From the listing below, extract every line containing "euros".

-- Exercise inputs start --

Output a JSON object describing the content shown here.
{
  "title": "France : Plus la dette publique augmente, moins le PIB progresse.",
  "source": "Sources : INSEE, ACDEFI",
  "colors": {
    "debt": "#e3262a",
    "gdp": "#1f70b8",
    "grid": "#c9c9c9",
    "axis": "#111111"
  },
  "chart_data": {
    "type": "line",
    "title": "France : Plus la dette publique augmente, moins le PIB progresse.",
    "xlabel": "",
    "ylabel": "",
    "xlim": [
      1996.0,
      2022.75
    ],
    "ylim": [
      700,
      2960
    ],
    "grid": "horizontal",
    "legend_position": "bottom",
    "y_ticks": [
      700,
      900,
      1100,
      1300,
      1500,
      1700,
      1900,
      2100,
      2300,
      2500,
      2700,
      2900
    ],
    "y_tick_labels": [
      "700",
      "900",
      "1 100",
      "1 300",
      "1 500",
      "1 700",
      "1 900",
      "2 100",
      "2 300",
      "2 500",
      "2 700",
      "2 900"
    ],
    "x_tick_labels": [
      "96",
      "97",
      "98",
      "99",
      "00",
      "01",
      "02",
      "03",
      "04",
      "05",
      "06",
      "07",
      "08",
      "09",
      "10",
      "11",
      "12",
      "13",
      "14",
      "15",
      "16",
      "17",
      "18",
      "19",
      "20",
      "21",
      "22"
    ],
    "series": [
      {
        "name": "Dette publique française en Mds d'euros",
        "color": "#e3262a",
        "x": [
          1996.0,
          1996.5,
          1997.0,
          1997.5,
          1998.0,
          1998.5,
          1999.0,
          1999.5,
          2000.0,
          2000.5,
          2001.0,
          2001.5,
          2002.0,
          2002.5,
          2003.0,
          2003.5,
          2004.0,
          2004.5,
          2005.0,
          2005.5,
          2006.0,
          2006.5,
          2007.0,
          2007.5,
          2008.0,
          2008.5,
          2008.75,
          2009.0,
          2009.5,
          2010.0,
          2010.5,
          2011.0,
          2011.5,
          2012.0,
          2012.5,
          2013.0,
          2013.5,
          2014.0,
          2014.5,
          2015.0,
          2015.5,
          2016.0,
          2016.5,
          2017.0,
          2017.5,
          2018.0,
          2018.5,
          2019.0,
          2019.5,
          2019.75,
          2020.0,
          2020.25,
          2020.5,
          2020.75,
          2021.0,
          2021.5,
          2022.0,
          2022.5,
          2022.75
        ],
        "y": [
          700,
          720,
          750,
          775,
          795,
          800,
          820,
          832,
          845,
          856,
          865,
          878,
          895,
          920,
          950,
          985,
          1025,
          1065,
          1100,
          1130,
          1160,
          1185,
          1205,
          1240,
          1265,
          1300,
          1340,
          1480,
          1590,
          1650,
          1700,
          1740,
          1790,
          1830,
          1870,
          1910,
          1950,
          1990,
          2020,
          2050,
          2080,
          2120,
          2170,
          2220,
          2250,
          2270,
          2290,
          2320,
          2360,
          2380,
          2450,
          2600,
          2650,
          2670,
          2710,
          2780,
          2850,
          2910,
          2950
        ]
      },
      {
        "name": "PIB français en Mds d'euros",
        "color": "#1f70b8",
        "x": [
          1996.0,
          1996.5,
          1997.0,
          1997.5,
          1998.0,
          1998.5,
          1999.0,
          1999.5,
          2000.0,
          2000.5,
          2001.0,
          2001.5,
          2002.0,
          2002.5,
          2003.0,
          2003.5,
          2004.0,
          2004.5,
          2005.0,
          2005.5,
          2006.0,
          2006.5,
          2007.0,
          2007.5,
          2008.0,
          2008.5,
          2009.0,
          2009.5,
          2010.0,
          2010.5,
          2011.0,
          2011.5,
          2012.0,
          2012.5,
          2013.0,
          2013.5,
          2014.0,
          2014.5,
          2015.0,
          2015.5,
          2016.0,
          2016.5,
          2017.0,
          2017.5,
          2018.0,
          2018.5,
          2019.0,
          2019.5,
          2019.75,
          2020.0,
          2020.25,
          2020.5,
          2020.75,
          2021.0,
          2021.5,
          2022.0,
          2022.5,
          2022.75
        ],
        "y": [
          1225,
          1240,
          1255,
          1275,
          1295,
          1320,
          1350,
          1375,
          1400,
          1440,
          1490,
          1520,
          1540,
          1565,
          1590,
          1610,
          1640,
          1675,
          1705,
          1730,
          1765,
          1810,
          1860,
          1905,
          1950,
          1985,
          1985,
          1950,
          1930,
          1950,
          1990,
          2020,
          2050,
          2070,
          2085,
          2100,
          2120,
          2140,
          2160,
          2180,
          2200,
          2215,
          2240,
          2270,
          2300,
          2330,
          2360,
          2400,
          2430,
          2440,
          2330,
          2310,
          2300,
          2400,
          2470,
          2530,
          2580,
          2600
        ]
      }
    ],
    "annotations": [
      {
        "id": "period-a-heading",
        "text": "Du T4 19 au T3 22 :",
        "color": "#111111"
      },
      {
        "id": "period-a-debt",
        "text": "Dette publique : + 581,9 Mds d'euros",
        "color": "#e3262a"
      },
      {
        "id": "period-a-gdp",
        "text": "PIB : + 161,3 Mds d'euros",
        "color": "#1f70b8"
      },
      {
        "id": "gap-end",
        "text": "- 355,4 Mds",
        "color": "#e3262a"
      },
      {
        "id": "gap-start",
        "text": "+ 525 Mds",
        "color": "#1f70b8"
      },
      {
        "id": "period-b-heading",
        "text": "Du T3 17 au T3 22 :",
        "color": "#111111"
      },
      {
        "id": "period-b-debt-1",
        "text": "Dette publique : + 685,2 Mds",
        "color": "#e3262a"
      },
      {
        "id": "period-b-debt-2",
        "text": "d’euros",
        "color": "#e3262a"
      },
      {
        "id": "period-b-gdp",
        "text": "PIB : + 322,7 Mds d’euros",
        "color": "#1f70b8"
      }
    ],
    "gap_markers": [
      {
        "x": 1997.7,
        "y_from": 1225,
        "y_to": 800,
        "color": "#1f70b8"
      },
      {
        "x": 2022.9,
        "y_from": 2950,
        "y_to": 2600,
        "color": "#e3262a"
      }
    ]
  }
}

-- Exercise inputs end --

- _Answer for the task_:
        "name": "Dette publique française en Mds d'euros",
        "name": "PIB français en Mds d'euros",
        "text": "Dette publique : + 581,9 Mds d'euros",
        "text": "PIB : + 161,3 Mds d'euros",
        "text": "d’euros",
        "text": "PIB : + 322,7 Mds d’euros",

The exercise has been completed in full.